§ YOUR GOAL
Please return the full listing exactly as written, with the images removed.

§ GIVEN ENTRIES
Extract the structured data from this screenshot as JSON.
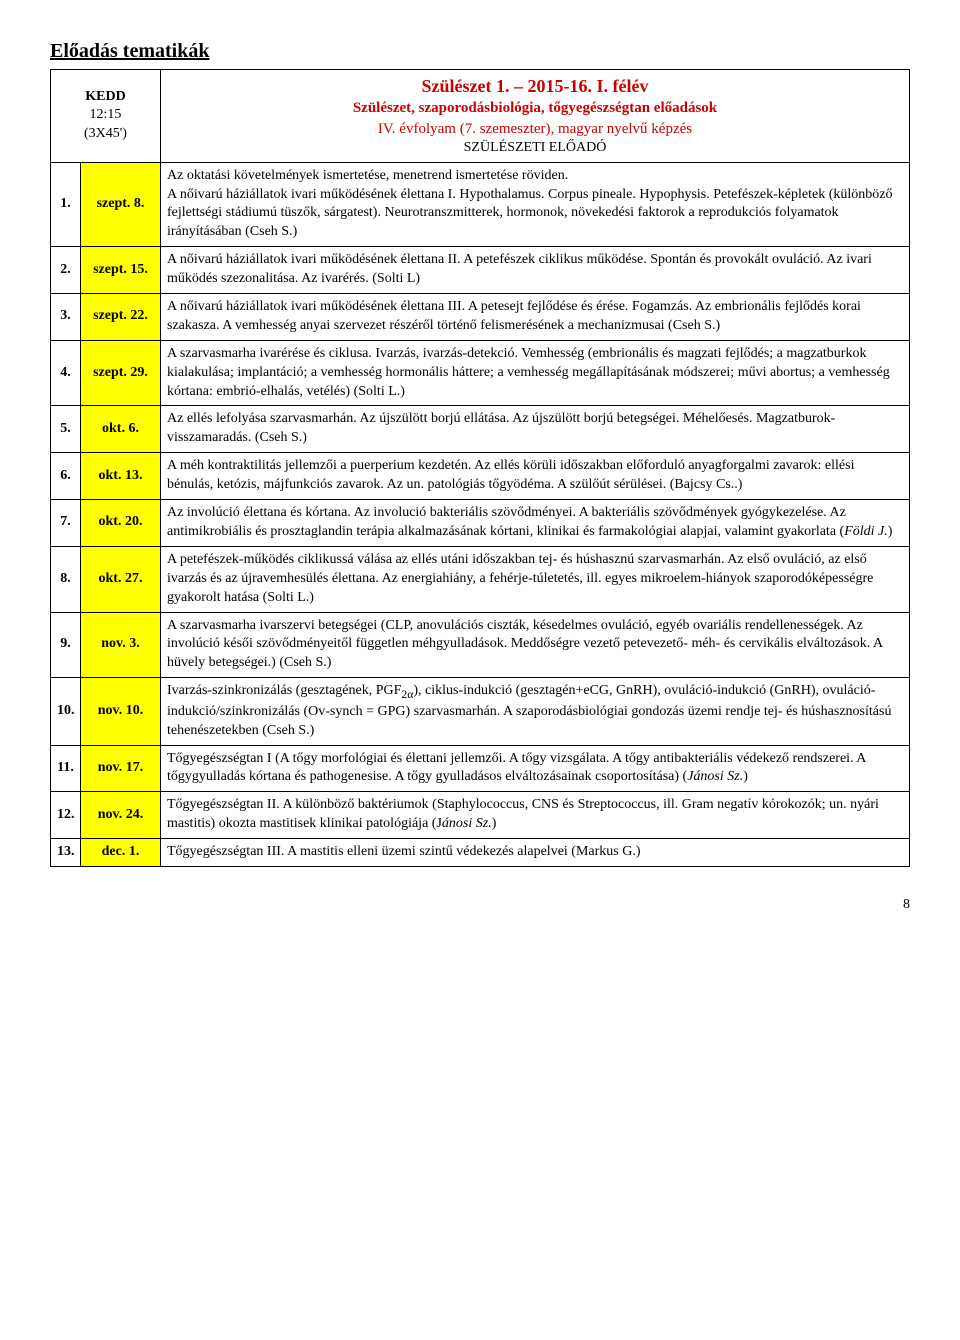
{
  "page_title": "Előadás tematikák",
  "header": {
    "day": "KEDD",
    "time": "12:15",
    "duration": "(3X45')",
    "title": "Szülészet 1. – 2015-16. I. félév",
    "sub1": "Szülészet, szaporodásbiológia, tőgyegészségtan előadások",
    "sub2": "IV. évfolyam (7. szemeszter), magyar nyelvű képzés",
    "sub3": "SZÜLÉSZETI ELŐADÓ"
  },
  "rows": [
    {
      "num": "1.",
      "date": "szept. 8.",
      "yellow": true,
      "content": "Az oktatási követelmények ismertetése, menetrend ismertetése röviden.\nA nőivarú háziállatok ivari működésének élettana I. Hypothalamus. Corpus pineale. Hypophysis. Petefészek-képletek (különböző fejlettségi stádiumú tüszők, sárgatest). Neurotranszmitterek, hormonok, növekedési faktorok a reprodukciós folyamatok irányításában (Cseh S.)"
    },
    {
      "num": "2.",
      "date": "szept. 15.",
      "yellow": true,
      "content": "A nőivarú háziállatok ivari működésének élettana II. A petefészek ciklikus működése. Spontán és provokált ovuláció. Az ivari működés szezonalitása. Az ivarérés. (Solti L)"
    },
    {
      "num": "3.",
      "date": "szept. 22.",
      "yellow": true,
      "content": "A nőivarú háziállatok ivari működésének élettana III. A petesejt fejlődése és érése. Fogamzás. Az embrionális fejlődés korai szakasza. A vemhesség anyai szervezet részéről történő felismerésének a mechanizmusai (Cseh S.)"
    },
    {
      "num": "4.",
      "date": "szept. 29.",
      "yellow": true,
      "content": "A szarvasmarha ivarérése és ciklusa. Ivarzás, ivarzás-detekció. Vemhesség (embrionális és magzati fejlődés; a magzatburkok kialakulása; implantáció; a vemhesség hormonális háttere; a vemhesség megállapításának módszerei; művi abortus; a vemhesség kórtana: embrió-elhalás, vetélés) (Solti L.)"
    },
    {
      "num": "5.",
      "date": "okt. 6.",
      "yellow": true,
      "content": "Az ellés lefolyása szarvasmarhán. Az újszülött borjú ellátása. Az újszülött borjú betegségei. Méhelőesés. Magzatburok-visszamaradás. (Cseh S.)"
    },
    {
      "num": "6.",
      "date": "okt. 13.",
      "yellow": true,
      "content": "A méh kontraktilitás jellemzői a puerperium kezdetén. Az ellés körüli időszakban előforduló anyagforgalmi zavarok: ellési bénulás, ketózis, májfunkciós zavarok. Az un. patológiás tőgyödéma. A szülőút sérülései. (Bajcsy Cs..)"
    },
    {
      "num": "7.",
      "date": "okt. 20.",
      "yellow": true,
      "content_html": "Az involúció élettana és kórtana. Az involució bakteriális szövődményei. A bakteriális szövődmények gyógykezelése. Az antimikrobiális és prosztaglandin terápia alkalmazásának kórtani, klinikai és farmakológiai alapjai, valamint gyakorlata (<span class=\"italic\">Földi J.</span>)"
    },
    {
      "num": "8.",
      "date": "okt. 27.",
      "yellow": true,
      "content": "A petefészek-működés ciklikussá válása az ellés utáni időszakban tej- és húshasznú szarvasmarhán. Az első ovuláció, az első ivarzás és az újravemhesülés élettana. Az energiahiány, a fehérje-túletetés, ill. egyes mikroelem-hiányok szaporodóképességre gyakorolt hatása (Solti L.)"
    },
    {
      "num": "9.",
      "date": "nov. 3.",
      "yellow": true,
      "content": "A szarvasmarha ivarszervi betegségei (CLP, anovulációs ciszták, késedelmes ovuláció, egyéb ovariális rendellenességek. Az involúció késői szövődményeitől független méhgyulladások. Meddőségre vezető petevezető- méh- és cervikális elváltozások. A hüvely betegségei.) (Cseh S.)"
    },
    {
      "num": "10.",
      "date": "nov. 10.",
      "yellow": true,
      "content_html": "Ivarzás-szinkronizálás (gesztagének, PGF<sub>2α</sub>), ciklus-indukció (gesztagén+eCG, GnRH), ovuláció-indukció (GnRH), ovuláció-indukció/szinkronizálás (Ov-synch = GPG) szarvasmarhán. A szaporodásbiológiai gondozás üzemi rendje tej- és húshasznosítású tehenészetekben (Cseh S.)"
    },
    {
      "num": "11.",
      "date": "nov. 17.",
      "yellow": true,
      "content_html": "Tőgyegészségtan I (A tőgy morfológiai és élettani jellemzői. A tőgy vizsgálata. A tőgy antibakteriális védekező rendszerei. A tőgygyulladás kórtana és pathogenesise. A tőgy gyulladásos elváltozásainak csoportosítása) (<span class=\"italic\">Jánosi Sz.</span>)"
    },
    {
      "num": "12.",
      "date": "nov. 24.",
      "yellow": true,
      "content_html": "Tőgyegészségtan II. A különböző baktériumok (Staphylococcus, CNS és Streptococcus, ill. Gram negatív kórokozók; un. nyári mastitis) okozta mastitisek klinikai patológiája (J<span class=\"italic\">ánosi Sz.</span>)"
    },
    {
      "num": "13.",
      "date": "dec. 1.",
      "yellow": true,
      "content": "Tőgyegészségtan III. A mastitis elleni üzemi szintű védekezés alapelvei (Markus G.)"
    }
  ],
  "pagenum": "8"
}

§ RESPONSE
Extract the structured data from this screenshot as JSON.
{
  "page_title": "Előadás tematikák",
  "header": {
    "day": "KEDD",
    "time": "12:15",
    "duration": "(3X45')",
    "title": "Szülészet 1. – 2015-16. I. félév",
    "sub1": "Szülészet, szaporodásbiológia, tőgyegészségtan előadások",
    "sub2": "IV. évfolyam (7. szemeszter), magyar nyelvű képzés",
    "sub3": "SZÜLÉSZETI ELŐADÓ"
  },
  "rows": [
    {
      "num": "1.",
      "date": "szept. 8.",
      "yellow": true,
      "content": "Az oktatási követelmények ismertetése, menetrend ismertetése röviden.\nA nőivarú háziállatok ivari működésének élettana I. Hypothalamus. Corpus pineale. Hypophysis. Petefészek-képletek (különböző fejlettségi stádiumú tüszők, sárgatest). Neurotranszmitterek, hormonok, növekedési faktorok a reprodukciós folyamatok irányításában (Cseh S.)"
    },
    {
      "num": "2.",
      "date": "szept. 15.",
      "yellow": true,
      "content": "A nőivarú háziállatok ivari működésének élettana II. A petefészek ciklikus működése. Spontán és provokált ovuláció. Az ivari működés szezonalitása. Az ivarérés. (Solti L)"
    },
    {
      "num": "3.",
      "date": "szept. 22.",
      "yellow": true,
      "content": "A nőivarú háziállatok ivari működésének élettana III. A petesejt fejlődése és érése. Fogamzás. Az embrionális fejlődés korai szakasza. A vemhesség anyai szervezet részéről történő felismerésének a mechanizmusai (Cseh S.)"
    },
    {
      "num": "4.",
      "date": "szept. 29.",
      "yellow": true,
      "content": "A szarvasmarha ivarérése és ciklusa. Ivarzás, ivarzás-detekció. Vemhesség (embrionális és magzati fejlődés; a magzatburkok kialakulása; implantáció; a vemhesség hormonális háttere; a vemhesség megállapításának módszerei; művi abortus; a vemhesség kórtana: embrió-elhalás, vetélés) (Solti L.)"
    },
    {
      "num": "5.",
      "date": "okt. 6.",
      "yellow": true,
      "content": "Az ellés lefolyása szarvasmarhán. Az újszülött borjú ellátása. Az újszülött borjú betegségei. Méhelőesés. Magzatburok-visszamaradás. (Cseh S.)"
    },
    {
      "num": "6.",
      "date": "okt. 13.",
      "yellow": true,
      "content": "A méh kontraktilitás jellemzői a puerperium kezdetén. Az ellés körüli időszakban előforduló anyagforgalmi zavarok: ellési bénulás, ketózis, májfunkciós zavarok. Az un. patológiás tőgyödéma. A szülőút sérülései. (Bajcsy Cs..)"
    },
    {
      "num": "7.",
      "date": "okt. 20.",
      "yellow": true,
      "content_html": "Az involúció élettana és kórtana. Az involució bakteriális szövődményei. A bakteriális szövődmények gyógykezelése. Az antimikrobiális és prosztaglandin terápia alkalmazásának kórtani, klinikai és farmakológiai alapjai, valamint gyakorlata (<span class=\"italic\">Földi J.</span>)"
    },
    {
      "num": "8.",
      "date": "okt. 27.",
      "yellow": true,
      "content": "A petefészek-működés ciklikussá válása az ellés utáni időszakban tej- és húshasznú szarvasmarhán. Az első ovuláció, az első ivarzás és az újravemhesülés élettana. Az energiahiány, a fehérje-túletetés, ill. egyes mikroelem-hiányok szaporodóképességre gyakorolt hatása (Solti L.)"
    },
    {
      "num": "9.",
      "date": "nov. 3.",
      "yellow": true,
      "content": "A szarvasmarha ivarszervi betegségei (CLP, anovulációs ciszták, késedelmes ovuláció, egyéb ovariális rendellenességek. Az involúció késői szövődményeitől független méhgyulladások. Meddőségre vezető petevezető- méh- és cervikális elváltozások. A hüvely betegségei.) (Cseh S.)"
    },
    {
      "num": "10.",
      "date": "nov. 10.",
      "yellow": true,
      "content_html": "Ivarzás-szinkronizálás (gesztagének, PGF<sub>2α</sub>), ciklus-indukció (gesztagén+eCG, GnRH), ovuláció-indukció (GnRH), ovuláció-indukció/szinkronizálás (Ov-synch = GPG) szarvasmarhán. A szaporodásbiológiai gondozás üzemi rendje tej- és húshasznosítású tehenészetekben (Cseh S.)"
    },
    {
      "num": "11.",
      "date": "nov. 17.",
      "yellow": true,
      "content_html": "Tőgyegészségtan I (A tőgy morfológiai és élettani jellemzői. A tőgy vizsgálata. A tőgy antibakteriális védekező rendszerei. A tőgygyulladás kórtana és pathogenesise. A tőgy gyulladásos elváltozásainak csoportosítása) (<span class=\"italic\">Jánosi Sz.</span>)"
    },
    {
      "num": "12.",
      "date": "nov. 24.",
      "yellow": true,
      "content_html": "Tőgyegészségtan II. A különböző baktériumok (Staphylococcus, CNS és Streptococcus, ill. Gram negatív kórokozók; un. nyári mastitis) okozta mastitisek klinikai patológiája (J<span class=\"italic\">ánosi Sz.</span>)"
    },
    {
      "num": "13.",
      "date": "dec. 1.",
      "yellow": true,
      "content": "Tőgyegészségtan III. A mastitis elleni üzemi szintű védekezés alapelvei (Markus G.)"
    }
  ],
  "pagenum": "8"
}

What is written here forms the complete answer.